Identify every line in the records below that contains the word "JSON", and copy each of those lines.

• _ROWS_
· · ·

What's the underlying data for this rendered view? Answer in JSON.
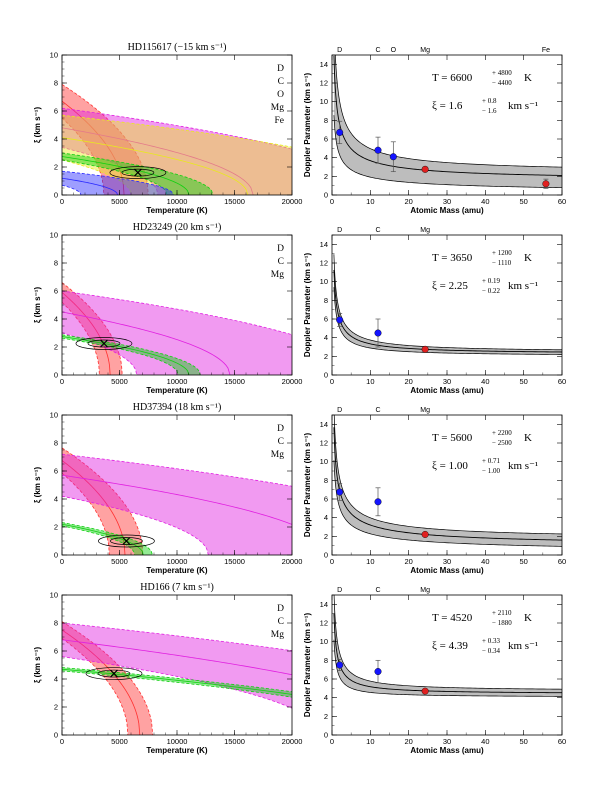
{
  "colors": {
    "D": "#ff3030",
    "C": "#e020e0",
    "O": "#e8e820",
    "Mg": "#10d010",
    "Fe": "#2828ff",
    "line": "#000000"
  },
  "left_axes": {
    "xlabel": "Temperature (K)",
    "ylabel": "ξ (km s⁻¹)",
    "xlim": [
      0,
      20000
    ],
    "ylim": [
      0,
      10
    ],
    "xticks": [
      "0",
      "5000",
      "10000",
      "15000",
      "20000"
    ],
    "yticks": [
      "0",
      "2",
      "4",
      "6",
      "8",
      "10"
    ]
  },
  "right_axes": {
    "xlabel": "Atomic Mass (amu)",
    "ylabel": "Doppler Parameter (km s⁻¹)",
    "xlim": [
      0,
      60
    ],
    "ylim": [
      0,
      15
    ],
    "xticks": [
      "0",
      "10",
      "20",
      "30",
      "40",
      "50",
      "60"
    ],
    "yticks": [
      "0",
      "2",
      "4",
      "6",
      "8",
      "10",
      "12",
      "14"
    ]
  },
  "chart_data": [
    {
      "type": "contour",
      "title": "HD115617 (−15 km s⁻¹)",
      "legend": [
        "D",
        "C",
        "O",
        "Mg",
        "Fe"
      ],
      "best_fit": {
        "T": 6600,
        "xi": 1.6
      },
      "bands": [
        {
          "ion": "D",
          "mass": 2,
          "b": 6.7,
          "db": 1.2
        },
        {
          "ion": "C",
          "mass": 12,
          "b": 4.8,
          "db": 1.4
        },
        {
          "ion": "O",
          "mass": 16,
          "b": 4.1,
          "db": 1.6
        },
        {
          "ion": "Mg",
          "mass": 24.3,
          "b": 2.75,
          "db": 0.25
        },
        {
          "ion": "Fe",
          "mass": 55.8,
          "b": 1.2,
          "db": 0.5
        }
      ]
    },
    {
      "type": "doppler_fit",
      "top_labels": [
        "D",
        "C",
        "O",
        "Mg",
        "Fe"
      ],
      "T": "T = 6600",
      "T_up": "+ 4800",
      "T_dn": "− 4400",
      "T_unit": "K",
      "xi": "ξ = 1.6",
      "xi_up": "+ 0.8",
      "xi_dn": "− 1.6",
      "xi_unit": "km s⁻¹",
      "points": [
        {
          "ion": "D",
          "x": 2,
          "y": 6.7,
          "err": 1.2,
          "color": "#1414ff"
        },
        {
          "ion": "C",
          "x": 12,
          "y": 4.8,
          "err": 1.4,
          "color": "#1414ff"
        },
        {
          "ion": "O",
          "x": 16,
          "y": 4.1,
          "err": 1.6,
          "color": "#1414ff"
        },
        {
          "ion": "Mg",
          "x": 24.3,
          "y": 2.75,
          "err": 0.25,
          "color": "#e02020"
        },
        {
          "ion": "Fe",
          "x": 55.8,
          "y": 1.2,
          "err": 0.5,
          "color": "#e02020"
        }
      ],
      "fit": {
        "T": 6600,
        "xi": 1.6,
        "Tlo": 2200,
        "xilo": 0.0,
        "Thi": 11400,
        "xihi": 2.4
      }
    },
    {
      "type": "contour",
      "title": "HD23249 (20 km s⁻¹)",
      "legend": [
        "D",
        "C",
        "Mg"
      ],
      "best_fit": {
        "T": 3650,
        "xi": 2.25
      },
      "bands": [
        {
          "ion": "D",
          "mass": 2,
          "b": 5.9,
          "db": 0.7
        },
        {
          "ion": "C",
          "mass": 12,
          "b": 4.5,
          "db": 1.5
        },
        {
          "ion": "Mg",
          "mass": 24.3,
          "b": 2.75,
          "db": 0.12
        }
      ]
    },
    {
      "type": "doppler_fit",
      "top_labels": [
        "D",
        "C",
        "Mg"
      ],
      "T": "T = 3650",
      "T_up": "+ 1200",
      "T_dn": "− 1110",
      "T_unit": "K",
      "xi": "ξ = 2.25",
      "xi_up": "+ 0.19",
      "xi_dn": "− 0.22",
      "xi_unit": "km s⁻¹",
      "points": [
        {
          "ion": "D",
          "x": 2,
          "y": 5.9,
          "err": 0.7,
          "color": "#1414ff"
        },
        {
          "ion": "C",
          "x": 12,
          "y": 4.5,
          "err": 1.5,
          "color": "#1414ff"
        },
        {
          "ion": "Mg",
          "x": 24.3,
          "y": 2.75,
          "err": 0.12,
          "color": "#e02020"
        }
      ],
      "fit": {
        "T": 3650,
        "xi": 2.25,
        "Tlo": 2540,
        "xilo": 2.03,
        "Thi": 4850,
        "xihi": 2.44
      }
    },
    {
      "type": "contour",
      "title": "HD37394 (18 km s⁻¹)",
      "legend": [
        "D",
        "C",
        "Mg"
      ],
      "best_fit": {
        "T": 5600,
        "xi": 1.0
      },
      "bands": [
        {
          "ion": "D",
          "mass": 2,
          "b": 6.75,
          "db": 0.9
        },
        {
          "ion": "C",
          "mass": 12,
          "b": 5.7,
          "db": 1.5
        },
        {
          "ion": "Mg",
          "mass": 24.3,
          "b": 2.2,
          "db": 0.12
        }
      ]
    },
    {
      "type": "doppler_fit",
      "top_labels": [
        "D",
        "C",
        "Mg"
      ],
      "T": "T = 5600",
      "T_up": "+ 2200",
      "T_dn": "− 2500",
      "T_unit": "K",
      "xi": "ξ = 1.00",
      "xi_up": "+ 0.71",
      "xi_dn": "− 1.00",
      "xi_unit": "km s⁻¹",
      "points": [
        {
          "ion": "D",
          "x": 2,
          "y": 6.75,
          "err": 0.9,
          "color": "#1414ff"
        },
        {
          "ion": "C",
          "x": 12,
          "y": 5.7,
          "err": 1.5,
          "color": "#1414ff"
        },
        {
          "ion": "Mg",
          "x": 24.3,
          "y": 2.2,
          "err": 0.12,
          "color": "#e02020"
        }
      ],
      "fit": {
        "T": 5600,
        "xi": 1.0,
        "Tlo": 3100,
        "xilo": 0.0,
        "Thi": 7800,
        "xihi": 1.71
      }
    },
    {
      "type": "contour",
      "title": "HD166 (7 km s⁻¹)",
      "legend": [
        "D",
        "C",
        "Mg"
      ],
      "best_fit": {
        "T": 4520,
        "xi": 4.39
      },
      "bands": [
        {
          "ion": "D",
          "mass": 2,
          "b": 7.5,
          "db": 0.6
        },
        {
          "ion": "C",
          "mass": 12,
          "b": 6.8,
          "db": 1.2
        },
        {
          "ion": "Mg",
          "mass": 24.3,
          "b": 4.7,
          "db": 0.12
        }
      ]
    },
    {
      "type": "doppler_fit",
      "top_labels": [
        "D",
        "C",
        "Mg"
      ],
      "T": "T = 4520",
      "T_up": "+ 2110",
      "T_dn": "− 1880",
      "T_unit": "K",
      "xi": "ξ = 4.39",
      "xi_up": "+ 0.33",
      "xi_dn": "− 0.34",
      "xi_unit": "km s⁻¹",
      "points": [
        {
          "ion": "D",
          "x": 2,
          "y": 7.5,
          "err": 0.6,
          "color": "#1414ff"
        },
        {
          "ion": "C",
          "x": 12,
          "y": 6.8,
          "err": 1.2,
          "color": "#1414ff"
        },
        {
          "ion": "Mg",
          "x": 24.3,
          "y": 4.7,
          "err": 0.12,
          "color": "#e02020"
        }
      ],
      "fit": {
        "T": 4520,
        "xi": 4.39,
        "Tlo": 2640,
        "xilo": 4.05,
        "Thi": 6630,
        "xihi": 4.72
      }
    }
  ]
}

· · ·

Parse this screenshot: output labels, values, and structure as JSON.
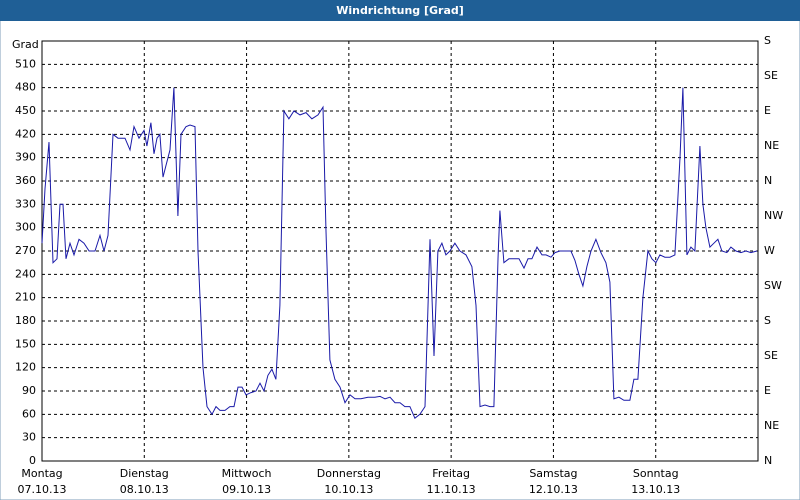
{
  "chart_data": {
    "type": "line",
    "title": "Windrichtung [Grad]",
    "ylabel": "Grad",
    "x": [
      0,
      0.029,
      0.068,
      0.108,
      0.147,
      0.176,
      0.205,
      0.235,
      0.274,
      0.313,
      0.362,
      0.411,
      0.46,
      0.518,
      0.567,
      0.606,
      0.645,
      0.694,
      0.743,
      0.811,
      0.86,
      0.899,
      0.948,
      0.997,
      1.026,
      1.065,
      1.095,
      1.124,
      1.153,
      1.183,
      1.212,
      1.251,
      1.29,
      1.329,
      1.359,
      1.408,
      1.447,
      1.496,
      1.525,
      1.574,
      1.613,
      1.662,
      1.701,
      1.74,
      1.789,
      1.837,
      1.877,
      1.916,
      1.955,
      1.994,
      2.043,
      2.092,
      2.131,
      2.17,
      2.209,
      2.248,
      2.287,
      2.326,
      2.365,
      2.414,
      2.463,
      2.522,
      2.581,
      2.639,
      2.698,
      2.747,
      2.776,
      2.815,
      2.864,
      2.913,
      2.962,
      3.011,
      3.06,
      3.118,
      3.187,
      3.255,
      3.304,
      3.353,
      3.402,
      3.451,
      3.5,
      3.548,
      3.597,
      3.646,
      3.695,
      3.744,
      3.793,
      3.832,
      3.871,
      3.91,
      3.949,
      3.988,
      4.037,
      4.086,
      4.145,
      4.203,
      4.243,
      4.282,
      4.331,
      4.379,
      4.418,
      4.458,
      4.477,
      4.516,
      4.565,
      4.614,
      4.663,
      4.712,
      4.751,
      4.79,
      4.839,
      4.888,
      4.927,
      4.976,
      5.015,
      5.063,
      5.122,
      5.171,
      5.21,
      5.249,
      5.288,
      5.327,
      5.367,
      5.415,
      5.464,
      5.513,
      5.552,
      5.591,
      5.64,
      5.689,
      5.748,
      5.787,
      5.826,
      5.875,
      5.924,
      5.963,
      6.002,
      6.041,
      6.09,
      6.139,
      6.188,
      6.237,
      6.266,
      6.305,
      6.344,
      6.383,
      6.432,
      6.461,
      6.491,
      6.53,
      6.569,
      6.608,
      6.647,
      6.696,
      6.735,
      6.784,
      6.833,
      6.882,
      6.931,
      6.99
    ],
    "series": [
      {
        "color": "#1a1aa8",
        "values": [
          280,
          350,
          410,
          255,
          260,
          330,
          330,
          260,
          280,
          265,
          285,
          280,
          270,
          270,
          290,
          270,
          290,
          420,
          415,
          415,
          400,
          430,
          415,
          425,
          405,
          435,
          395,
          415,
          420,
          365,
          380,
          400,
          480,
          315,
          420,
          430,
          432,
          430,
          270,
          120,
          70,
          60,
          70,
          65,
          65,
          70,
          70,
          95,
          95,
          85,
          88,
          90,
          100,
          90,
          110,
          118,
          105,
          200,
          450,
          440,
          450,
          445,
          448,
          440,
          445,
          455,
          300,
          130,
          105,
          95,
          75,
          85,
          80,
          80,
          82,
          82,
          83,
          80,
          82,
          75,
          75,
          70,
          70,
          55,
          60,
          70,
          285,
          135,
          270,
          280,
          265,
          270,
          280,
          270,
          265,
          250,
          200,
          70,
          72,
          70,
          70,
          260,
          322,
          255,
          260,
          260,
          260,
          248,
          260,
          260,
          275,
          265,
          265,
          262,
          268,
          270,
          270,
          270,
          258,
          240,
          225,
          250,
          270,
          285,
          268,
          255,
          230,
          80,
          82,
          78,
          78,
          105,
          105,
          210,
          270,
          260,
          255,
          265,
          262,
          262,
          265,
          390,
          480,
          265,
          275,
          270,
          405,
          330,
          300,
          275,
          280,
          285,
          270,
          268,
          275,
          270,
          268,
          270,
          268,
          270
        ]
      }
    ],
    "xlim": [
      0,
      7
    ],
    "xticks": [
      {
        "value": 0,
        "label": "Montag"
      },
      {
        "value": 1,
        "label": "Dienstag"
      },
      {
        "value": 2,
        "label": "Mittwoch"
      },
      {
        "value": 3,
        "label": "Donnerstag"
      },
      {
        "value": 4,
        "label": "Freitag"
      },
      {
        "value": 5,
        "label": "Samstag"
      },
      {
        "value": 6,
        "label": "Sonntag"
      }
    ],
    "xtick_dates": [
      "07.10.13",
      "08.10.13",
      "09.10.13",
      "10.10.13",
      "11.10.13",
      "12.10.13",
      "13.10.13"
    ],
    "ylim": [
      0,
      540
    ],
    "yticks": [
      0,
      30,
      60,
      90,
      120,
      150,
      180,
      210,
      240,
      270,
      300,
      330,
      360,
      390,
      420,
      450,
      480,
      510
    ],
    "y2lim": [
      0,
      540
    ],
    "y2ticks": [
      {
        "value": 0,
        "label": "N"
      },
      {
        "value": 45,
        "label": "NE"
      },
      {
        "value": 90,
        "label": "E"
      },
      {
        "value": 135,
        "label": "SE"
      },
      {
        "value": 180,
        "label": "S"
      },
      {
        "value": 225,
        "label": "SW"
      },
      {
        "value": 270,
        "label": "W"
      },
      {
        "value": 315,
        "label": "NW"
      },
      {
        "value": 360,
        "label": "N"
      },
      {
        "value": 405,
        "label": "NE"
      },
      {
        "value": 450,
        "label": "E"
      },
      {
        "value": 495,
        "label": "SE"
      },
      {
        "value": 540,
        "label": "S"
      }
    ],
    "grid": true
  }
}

· · ·

• _WORKED SOLUTION_
What's the underlying data for this rendered view? Answer in JSON.
Parse this screenshot: output labels, values, and structure as JSON.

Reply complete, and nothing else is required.